**SET TASK**. Write out the material again word for word, dropping any images it holds.

Extracted data entries:
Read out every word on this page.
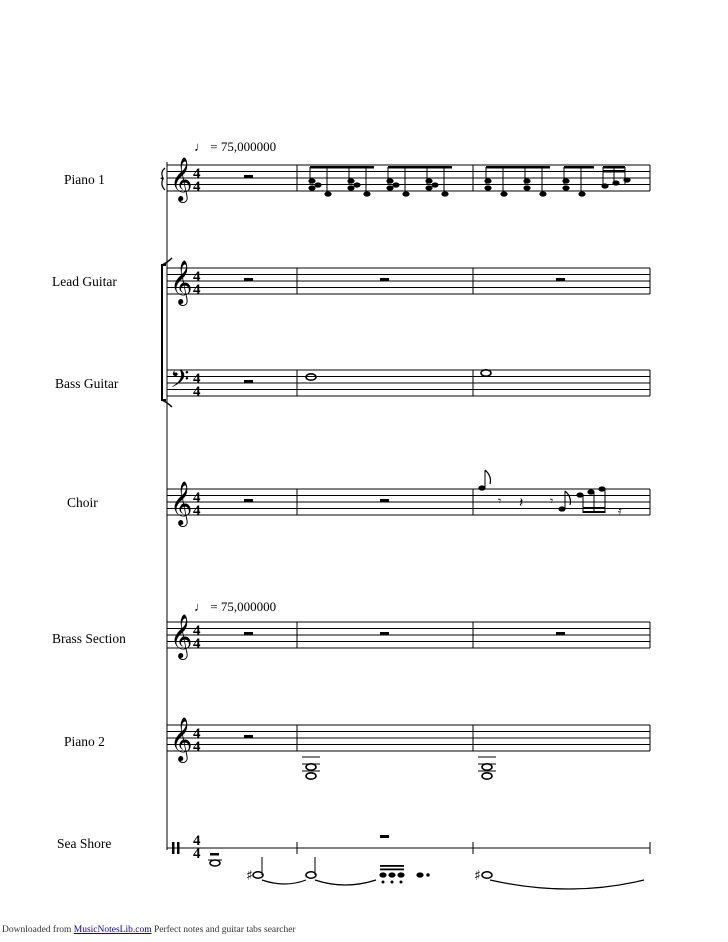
♩ = 75,000000
♩ = 75,000000
Piano 1
Lead Guitar
Bass Guitar
Choir
Brass Section
Piano 2
Sea Shore
𝄞
𝄞
𝄢
𝄞
𝄞
𝄞
4
4
4
4
4
4
4
4
4
4
4
4
4
4
𝄾 𝄽 𝄾
𝄿
♯	♯
Downloaded from MusicNotesLib.com Perfect notes and guitar tabs searcher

**THE OUTPUT**.
Read out every word on this page.
♩ = 75,000000
♩ = 75,000000
Piano 1
Lead Guitar
Bass Guitar
Choir
Brass Section
Piano 2
Sea Shore
𝄞
𝄞
𝄢
𝄞
𝄞
𝄞
4
4
4
4
4
4
4
4
4
4
4
4
4
4
𝄾 𝄽 𝄾
𝄿
♯	♯
Downloaded from MusicNotesLib.com Perfect notes and guitar tabs searcher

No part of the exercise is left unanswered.